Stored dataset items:
[START]
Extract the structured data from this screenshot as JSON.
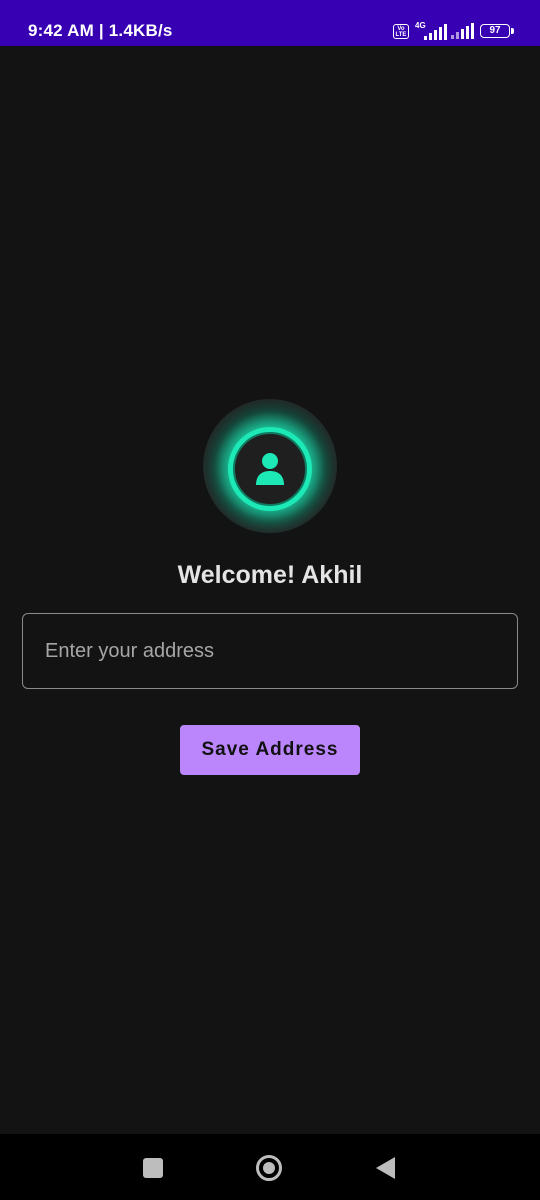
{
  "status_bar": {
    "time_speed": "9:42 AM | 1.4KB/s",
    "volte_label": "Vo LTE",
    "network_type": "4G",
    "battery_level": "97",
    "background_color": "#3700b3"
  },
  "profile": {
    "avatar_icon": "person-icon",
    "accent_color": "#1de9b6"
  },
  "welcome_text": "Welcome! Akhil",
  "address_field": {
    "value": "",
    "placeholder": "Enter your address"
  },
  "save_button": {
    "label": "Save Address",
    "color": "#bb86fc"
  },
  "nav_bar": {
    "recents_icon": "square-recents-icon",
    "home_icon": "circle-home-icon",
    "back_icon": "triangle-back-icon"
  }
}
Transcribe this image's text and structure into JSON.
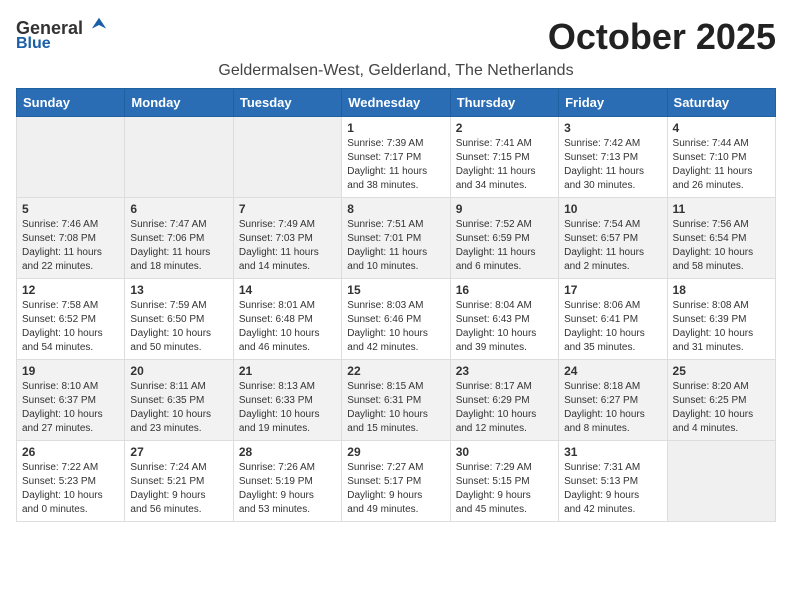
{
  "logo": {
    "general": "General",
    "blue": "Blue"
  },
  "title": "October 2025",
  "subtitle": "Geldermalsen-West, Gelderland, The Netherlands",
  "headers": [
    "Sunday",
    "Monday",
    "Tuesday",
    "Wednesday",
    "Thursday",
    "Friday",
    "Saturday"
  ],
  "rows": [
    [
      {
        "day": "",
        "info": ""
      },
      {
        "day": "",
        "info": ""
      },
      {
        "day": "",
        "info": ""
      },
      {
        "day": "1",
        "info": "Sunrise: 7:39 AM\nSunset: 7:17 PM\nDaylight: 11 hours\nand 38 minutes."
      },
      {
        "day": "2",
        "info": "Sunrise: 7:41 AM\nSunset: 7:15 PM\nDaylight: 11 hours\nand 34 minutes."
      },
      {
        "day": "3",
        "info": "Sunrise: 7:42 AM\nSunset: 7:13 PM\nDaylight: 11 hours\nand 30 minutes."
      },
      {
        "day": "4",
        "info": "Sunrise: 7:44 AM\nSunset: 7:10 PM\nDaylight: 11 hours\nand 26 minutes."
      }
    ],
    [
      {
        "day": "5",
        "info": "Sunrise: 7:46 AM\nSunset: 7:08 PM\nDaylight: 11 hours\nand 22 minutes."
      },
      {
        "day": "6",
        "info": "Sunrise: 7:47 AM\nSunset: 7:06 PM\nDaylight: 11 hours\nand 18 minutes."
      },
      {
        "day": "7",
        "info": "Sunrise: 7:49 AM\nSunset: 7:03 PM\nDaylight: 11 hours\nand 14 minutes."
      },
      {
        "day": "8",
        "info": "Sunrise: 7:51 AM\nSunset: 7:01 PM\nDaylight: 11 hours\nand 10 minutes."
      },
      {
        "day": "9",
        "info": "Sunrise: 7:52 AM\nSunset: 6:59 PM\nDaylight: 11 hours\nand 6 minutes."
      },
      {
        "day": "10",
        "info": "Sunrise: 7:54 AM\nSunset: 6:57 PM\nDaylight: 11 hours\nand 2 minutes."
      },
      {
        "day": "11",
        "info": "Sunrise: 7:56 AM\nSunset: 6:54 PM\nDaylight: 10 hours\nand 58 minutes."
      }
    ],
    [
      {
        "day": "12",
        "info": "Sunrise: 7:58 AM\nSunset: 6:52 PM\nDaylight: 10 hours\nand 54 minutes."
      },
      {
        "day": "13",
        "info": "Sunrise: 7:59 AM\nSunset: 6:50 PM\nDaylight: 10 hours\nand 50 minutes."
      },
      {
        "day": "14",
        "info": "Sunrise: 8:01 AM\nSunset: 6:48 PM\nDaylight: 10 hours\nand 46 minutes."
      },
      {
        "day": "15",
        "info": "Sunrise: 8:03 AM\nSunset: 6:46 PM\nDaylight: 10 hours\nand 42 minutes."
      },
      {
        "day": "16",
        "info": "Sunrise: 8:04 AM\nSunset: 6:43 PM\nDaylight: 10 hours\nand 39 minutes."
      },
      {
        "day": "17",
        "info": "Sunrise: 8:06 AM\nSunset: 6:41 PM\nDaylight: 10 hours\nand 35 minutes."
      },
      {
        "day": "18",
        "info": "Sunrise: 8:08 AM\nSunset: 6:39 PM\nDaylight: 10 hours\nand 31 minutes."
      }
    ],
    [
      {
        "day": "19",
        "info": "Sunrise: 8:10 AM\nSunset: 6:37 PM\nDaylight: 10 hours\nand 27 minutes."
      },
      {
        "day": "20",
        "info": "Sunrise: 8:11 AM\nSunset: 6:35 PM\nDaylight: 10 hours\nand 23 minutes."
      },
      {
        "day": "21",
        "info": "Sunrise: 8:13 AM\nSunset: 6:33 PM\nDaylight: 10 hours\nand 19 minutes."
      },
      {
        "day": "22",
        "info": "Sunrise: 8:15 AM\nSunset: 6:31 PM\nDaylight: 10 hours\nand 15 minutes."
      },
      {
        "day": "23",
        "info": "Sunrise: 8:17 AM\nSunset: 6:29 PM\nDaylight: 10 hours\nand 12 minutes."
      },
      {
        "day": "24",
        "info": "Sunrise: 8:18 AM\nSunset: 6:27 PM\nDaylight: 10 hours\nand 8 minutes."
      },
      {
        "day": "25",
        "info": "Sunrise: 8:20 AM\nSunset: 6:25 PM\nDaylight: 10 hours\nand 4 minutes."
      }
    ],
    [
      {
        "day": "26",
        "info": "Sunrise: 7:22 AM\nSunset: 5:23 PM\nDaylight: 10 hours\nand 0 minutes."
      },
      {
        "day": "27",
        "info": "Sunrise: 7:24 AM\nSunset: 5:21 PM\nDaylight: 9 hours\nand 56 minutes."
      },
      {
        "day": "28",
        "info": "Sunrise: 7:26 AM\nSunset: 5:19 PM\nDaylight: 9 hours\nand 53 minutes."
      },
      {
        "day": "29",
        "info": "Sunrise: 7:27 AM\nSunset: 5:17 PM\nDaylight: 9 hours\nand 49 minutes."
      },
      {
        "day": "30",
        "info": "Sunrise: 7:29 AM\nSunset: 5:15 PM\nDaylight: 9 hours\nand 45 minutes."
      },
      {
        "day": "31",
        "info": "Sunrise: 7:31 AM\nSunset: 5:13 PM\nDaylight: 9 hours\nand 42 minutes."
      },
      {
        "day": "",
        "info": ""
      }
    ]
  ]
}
[END]
[START]
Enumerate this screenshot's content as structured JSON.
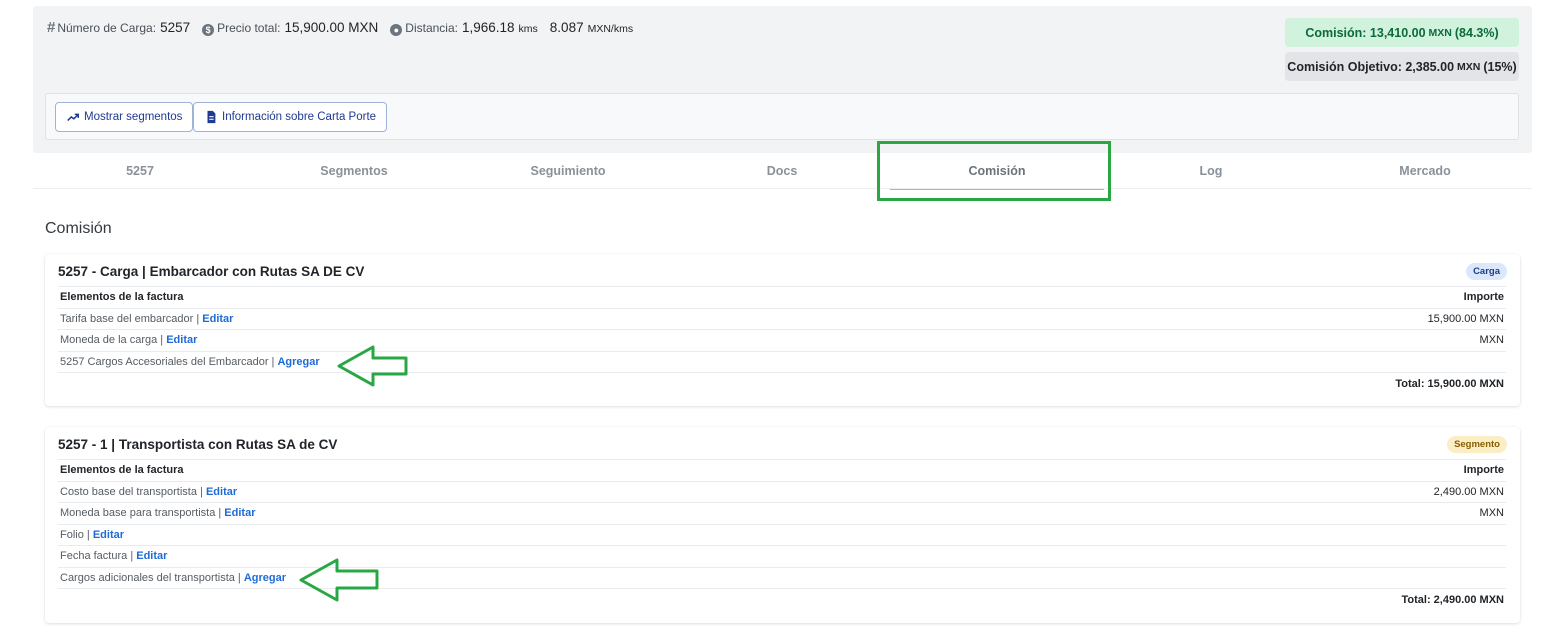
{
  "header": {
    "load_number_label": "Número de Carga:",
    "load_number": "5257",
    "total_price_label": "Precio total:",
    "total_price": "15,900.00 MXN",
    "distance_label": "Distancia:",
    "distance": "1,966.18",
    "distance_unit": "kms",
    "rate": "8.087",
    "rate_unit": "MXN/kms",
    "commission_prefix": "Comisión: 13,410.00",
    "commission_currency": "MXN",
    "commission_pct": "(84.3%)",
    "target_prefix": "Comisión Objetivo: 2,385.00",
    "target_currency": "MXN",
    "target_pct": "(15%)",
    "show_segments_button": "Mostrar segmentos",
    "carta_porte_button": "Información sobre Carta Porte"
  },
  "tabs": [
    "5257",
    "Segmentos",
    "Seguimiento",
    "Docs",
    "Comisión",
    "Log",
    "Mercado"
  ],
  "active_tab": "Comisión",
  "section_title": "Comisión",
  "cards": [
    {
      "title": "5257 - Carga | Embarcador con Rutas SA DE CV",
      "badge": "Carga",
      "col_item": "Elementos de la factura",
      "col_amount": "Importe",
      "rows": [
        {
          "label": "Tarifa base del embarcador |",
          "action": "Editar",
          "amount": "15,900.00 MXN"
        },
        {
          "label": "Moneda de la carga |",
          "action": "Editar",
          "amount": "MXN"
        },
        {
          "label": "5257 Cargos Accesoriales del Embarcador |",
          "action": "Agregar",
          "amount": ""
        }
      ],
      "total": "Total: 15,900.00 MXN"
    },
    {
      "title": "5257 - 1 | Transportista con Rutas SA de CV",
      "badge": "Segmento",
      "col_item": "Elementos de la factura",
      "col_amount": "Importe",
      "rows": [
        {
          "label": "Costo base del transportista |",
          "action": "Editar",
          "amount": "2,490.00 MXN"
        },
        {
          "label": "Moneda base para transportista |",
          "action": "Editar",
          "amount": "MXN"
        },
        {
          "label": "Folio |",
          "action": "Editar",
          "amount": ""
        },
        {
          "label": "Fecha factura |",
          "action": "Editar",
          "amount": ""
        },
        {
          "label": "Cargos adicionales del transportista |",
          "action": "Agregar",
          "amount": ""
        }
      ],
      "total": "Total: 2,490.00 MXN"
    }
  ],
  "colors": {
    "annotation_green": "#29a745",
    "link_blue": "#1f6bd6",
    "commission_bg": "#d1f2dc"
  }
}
[END]
[START]
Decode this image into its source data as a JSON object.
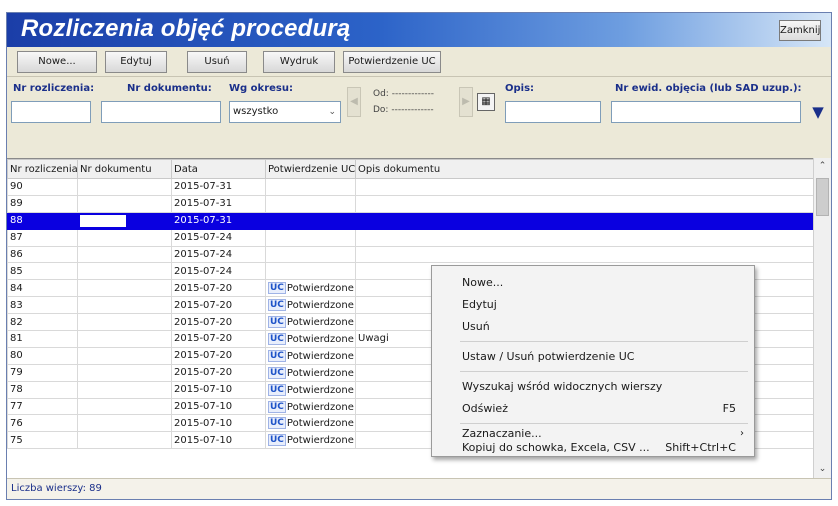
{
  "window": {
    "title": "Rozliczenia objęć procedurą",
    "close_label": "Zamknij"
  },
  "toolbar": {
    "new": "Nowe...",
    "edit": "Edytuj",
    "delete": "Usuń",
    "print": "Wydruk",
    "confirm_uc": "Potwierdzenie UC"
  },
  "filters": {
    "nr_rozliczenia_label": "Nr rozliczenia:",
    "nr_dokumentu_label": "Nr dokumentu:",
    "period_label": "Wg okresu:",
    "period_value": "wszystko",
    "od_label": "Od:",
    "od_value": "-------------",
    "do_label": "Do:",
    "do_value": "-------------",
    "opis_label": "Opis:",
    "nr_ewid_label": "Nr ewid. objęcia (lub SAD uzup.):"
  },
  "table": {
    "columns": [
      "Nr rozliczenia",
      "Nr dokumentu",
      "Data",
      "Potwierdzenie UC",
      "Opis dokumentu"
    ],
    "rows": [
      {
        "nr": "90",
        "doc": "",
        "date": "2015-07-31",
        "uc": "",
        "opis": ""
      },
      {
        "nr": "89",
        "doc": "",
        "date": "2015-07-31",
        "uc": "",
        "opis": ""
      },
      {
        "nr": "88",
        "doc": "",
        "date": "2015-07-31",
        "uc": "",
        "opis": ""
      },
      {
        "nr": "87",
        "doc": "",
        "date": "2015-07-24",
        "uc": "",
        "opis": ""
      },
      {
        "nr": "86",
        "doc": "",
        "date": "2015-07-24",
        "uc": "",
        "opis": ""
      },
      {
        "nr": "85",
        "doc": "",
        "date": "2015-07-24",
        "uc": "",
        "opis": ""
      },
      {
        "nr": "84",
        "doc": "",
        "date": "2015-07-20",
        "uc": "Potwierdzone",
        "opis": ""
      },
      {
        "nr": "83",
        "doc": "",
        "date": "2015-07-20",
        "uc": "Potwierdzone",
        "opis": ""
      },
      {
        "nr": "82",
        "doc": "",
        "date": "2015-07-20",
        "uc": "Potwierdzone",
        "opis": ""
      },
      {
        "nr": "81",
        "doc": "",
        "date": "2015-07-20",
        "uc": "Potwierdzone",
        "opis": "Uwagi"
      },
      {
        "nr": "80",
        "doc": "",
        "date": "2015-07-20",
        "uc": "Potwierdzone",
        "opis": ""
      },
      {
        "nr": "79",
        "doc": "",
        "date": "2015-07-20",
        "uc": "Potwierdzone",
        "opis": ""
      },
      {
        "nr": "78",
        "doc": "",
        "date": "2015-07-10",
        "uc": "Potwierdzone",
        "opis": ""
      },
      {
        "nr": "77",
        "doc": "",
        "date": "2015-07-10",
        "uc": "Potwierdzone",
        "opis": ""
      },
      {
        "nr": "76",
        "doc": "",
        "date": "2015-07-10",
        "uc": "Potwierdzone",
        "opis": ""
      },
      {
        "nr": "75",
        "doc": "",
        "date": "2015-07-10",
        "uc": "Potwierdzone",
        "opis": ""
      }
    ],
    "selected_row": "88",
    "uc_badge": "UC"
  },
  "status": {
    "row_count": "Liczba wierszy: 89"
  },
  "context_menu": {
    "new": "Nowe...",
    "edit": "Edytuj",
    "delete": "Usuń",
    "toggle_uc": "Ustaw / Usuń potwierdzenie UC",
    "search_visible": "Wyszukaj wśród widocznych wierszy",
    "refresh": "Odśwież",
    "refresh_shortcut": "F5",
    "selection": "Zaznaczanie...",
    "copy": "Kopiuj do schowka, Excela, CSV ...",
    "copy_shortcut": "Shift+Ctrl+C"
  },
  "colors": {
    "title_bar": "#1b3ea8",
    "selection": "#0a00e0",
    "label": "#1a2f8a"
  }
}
[END]
[INSTRUCTIONS TO FOLLOW]: Each line above that holds the string "screenshot" should be copied and shown.

[FINAL ANSWER]:
Extract the structured data from this screenshot as JSON.
Enumerate this screenshot's content as structured JSON.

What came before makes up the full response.